━━━━━ Data supplied ━━━━━

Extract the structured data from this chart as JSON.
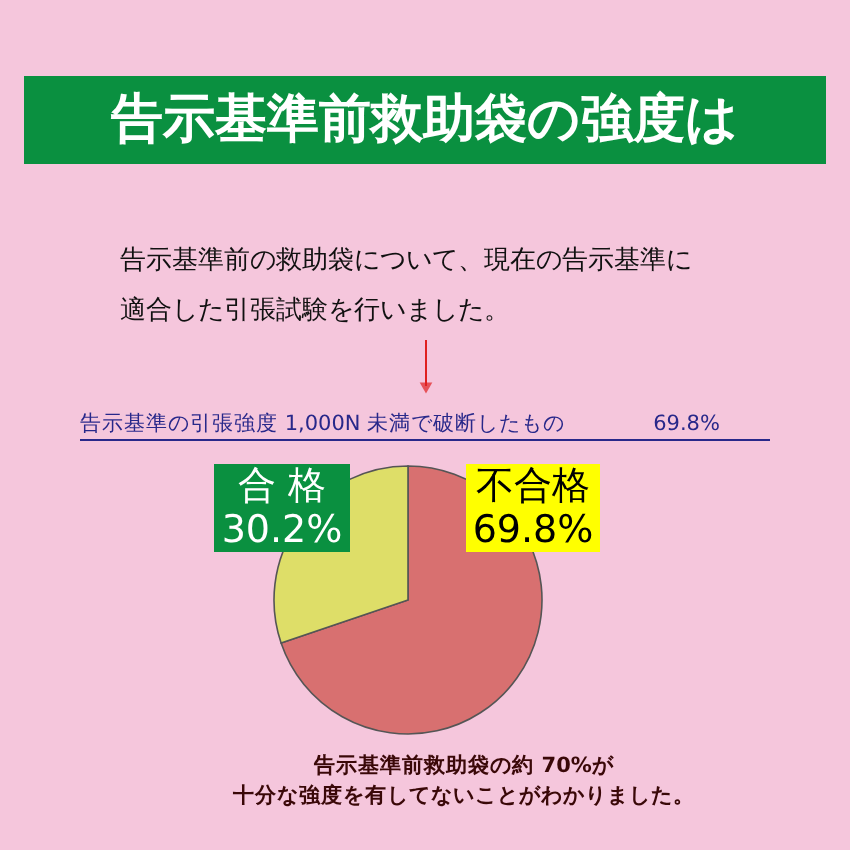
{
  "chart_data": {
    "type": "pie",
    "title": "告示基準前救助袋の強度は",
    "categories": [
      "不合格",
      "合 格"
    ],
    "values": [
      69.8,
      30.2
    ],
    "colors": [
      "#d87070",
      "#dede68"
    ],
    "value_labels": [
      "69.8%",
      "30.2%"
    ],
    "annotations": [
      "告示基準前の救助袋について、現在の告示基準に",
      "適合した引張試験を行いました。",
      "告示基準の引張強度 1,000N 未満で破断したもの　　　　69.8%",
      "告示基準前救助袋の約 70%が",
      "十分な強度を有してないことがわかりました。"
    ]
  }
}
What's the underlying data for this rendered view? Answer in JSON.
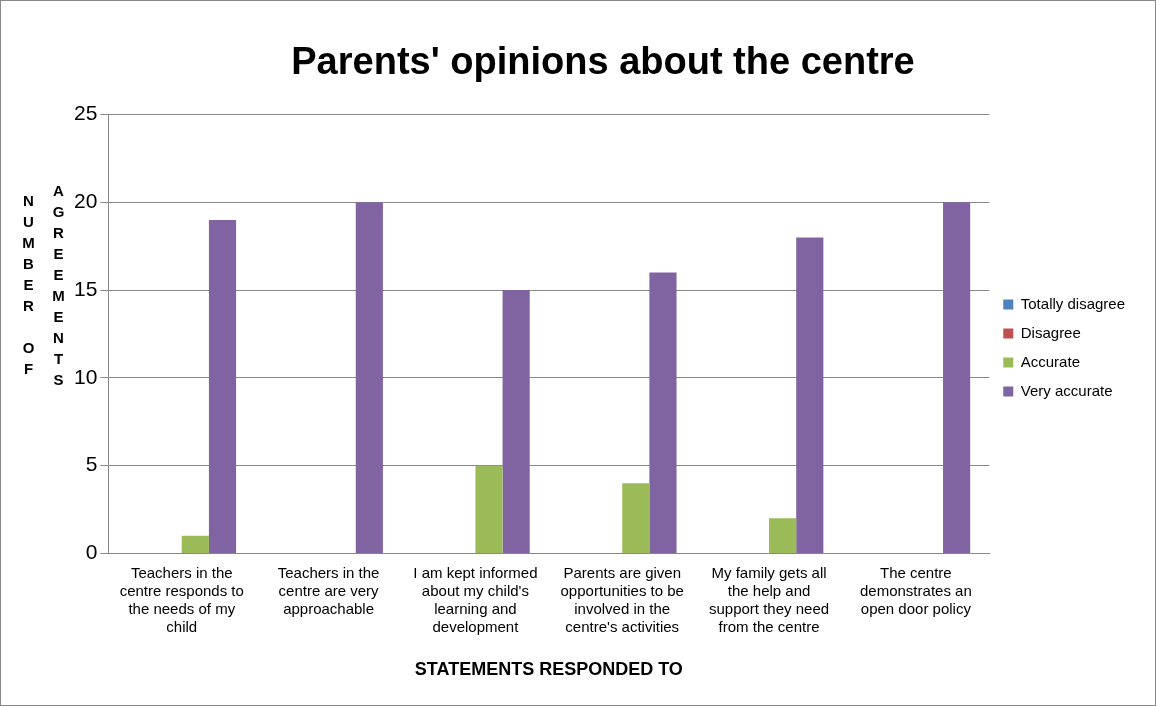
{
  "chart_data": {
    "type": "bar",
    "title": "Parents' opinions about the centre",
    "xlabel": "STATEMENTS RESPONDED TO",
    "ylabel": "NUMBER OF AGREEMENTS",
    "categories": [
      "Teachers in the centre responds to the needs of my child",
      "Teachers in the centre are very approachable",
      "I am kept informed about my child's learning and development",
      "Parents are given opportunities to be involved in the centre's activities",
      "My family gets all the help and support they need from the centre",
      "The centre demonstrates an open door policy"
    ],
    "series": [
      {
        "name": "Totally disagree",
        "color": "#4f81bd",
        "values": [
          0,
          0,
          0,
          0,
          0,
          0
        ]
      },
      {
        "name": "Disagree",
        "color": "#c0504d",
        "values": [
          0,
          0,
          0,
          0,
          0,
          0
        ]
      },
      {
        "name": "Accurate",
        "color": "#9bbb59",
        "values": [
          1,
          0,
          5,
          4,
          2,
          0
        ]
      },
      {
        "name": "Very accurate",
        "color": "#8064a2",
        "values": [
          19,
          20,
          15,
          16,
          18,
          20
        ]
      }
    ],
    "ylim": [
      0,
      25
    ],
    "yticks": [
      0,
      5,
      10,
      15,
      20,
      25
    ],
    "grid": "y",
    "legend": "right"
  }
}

━━━━━

• Directive
In the lines above, locate the string "title". Copy every line where it occurs.

• Answer below
    "title": "告示基準前救助袋の強度は",
    "title": "Parents' opinions about the centre",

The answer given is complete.